— The task —
Search the data for the word "water". Reproduce every line where it is found.

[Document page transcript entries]
++++++++

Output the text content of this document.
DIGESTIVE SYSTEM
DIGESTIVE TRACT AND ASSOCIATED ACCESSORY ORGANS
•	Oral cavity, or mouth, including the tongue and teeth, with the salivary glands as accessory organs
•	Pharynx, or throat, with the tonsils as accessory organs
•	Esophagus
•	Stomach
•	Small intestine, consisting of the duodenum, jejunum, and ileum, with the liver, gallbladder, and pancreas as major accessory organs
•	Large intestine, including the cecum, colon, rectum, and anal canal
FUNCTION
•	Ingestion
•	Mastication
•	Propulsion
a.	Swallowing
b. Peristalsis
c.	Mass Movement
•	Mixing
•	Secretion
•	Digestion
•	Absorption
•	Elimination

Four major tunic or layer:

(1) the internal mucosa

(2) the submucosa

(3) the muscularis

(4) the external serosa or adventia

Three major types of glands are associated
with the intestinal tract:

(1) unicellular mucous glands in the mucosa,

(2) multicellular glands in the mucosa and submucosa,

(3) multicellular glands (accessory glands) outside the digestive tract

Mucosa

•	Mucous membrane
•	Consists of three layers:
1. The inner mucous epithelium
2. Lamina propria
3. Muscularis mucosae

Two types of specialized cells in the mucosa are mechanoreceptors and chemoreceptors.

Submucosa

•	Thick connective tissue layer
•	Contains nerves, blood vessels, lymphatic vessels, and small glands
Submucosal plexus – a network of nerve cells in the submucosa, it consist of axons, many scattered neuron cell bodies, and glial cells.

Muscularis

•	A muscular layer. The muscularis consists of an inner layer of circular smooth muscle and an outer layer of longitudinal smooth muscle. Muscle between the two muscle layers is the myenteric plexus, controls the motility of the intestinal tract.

++++++++

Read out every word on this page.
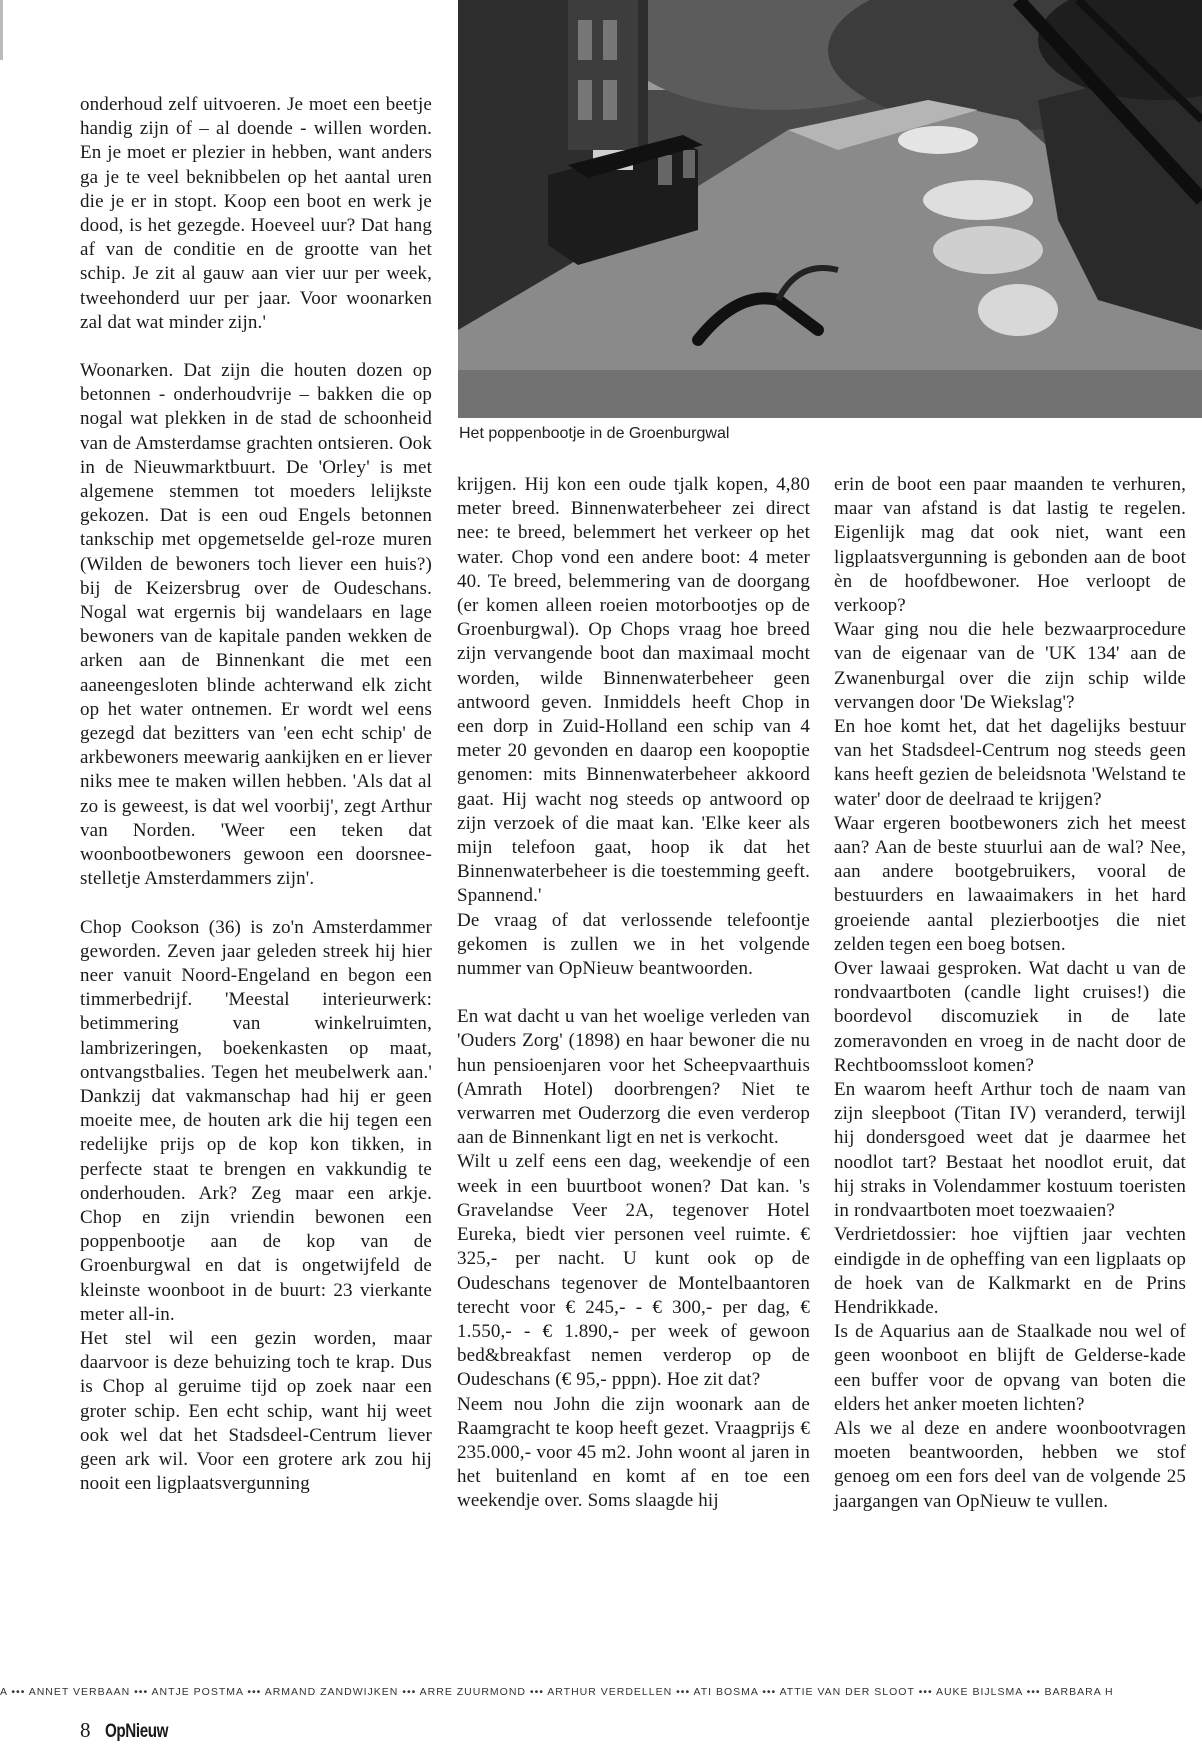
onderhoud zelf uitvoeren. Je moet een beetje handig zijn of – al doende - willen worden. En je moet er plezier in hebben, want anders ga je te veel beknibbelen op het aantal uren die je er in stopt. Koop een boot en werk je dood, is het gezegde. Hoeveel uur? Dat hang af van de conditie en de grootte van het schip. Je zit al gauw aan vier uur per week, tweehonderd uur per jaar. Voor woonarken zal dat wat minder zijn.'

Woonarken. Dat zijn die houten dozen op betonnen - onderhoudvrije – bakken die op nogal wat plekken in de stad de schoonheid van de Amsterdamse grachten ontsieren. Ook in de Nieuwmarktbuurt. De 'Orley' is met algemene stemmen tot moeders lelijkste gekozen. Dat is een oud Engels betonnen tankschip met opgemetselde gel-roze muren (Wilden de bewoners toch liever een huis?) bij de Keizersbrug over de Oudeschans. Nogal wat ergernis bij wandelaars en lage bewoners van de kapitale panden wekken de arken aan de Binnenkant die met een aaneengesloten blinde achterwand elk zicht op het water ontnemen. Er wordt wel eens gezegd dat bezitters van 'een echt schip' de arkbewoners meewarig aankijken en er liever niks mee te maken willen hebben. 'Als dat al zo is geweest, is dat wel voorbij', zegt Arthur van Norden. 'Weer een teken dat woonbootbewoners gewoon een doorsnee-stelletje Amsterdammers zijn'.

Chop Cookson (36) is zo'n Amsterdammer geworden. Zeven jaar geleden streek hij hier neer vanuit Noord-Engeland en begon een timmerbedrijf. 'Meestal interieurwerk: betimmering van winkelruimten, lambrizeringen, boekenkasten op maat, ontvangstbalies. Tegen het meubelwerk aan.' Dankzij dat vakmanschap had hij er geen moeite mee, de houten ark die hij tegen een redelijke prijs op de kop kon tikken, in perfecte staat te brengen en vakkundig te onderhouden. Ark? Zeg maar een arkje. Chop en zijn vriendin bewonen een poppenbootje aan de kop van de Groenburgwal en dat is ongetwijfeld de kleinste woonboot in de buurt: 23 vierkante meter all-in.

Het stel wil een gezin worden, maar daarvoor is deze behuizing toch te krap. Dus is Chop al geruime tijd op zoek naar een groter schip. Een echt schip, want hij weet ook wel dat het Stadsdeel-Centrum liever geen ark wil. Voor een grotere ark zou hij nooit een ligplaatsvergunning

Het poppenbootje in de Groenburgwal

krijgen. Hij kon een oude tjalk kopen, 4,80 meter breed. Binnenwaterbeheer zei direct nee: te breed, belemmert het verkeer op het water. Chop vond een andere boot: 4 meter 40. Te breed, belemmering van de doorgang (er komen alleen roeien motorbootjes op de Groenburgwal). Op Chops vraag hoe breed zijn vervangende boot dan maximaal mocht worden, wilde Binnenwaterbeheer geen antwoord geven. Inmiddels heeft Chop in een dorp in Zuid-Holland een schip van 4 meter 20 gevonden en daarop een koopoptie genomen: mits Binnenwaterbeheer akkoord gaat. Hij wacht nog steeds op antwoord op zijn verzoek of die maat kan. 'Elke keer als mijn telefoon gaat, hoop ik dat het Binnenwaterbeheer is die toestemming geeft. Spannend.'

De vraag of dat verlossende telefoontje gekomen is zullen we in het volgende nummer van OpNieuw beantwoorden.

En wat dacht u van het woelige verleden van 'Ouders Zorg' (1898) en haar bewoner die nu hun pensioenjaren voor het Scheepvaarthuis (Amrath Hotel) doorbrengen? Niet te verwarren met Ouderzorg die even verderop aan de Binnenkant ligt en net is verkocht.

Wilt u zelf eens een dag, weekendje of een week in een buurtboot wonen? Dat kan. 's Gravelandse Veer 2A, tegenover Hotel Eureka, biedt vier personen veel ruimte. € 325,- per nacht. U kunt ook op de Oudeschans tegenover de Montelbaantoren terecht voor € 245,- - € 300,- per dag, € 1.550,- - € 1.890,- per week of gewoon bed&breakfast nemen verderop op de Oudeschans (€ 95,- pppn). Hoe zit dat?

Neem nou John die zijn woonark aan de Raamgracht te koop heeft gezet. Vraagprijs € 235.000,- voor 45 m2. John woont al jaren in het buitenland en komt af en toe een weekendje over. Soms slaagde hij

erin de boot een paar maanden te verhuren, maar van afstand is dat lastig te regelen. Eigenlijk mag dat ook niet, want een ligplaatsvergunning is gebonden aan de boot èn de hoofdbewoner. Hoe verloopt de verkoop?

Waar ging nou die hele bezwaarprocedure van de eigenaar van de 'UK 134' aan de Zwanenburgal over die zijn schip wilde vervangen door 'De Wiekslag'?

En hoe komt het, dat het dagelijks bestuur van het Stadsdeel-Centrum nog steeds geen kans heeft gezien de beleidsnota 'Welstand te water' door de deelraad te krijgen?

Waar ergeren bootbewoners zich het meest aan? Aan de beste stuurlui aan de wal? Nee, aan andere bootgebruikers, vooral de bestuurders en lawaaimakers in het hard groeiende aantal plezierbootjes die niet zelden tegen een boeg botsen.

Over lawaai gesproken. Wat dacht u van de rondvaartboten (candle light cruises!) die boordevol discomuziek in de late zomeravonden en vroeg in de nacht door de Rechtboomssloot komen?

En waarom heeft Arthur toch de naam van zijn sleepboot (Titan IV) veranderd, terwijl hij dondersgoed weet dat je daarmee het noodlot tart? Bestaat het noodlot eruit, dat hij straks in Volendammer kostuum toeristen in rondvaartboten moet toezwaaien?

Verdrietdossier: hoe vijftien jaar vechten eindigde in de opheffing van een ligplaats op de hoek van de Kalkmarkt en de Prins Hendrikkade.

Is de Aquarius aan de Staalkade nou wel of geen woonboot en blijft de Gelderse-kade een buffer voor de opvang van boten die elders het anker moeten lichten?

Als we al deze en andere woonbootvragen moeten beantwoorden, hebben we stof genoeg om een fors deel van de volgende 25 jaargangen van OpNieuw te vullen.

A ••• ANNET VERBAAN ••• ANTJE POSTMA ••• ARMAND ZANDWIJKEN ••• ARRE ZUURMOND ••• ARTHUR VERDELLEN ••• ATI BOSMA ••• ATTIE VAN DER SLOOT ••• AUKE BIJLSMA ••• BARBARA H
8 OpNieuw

++++++++

— Expected answer —
Woonarken. Dat zijn die houten dozen op betonnen - onderhoudvrije – bakken die op nogal wat plekken in de stad de schoonheid van de Amsterdamse grachten ontsieren. Ook in de Nieuwmarktbuurt. De 'Orley' is met algemene stemmen tot moeders lelijkste gekozen. Dat is een oud Engels betonnen tankschip met opgemetselde gel-roze muren (Wilden de bewoners toch liever een huis?) bij de Keizersbrug over de Oudeschans. Nogal wat ergernis bij wandelaars en lage bewoners van de kapitale panden wekken de arken aan de Binnenkant die met een aaneengesloten blinde achterwand elk zicht op het water ontnemen. Er wordt wel eens gezegd dat bezitters van 'een echt schip' de arkbewoners meewarig aankijken en er liever niks mee te maken willen hebben. 'Als dat al zo is geweest, is dat wel voorbij', zegt Arthur van Norden. 'Weer een teken dat woonbootbewoners gewoon een doorsnee-stelletje Amsterdammers zijn'.
krijgen. Hij kon een oude tjalk kopen, 4,80 meter breed. Binnenwaterbeheer zei direct nee: te breed, belemmert het verkeer op het water. Chop vond een andere boot: 4 meter 40. Te breed, belemmering van de doorgang (er komen alleen roeien motorbootjes op de Groenburgwal). Op Chops vraag hoe breed zijn vervangende boot dan maximaal mocht worden, wilde Binnenwaterbeheer geen antwoord geven. Inmiddels heeft Chop in een dorp in Zuid-Holland een schip van 4 meter 20 gevonden en daarop een koopoptie genomen: mits Binnenwaterbeheer akkoord gaat. Hij wacht nog steeds op antwoord op zijn verzoek of die maat kan. 'Elke keer als mijn telefoon gaat, hoop ik dat het Binnenwaterbeheer is die toestemming geeft. Spannend.'
En hoe komt het, dat het dagelijks bestuur van het Stadsdeel-Centrum nog steeds geen kans heeft gezien de beleidsnota 'Welstand te water' door de deelraad te krijgen?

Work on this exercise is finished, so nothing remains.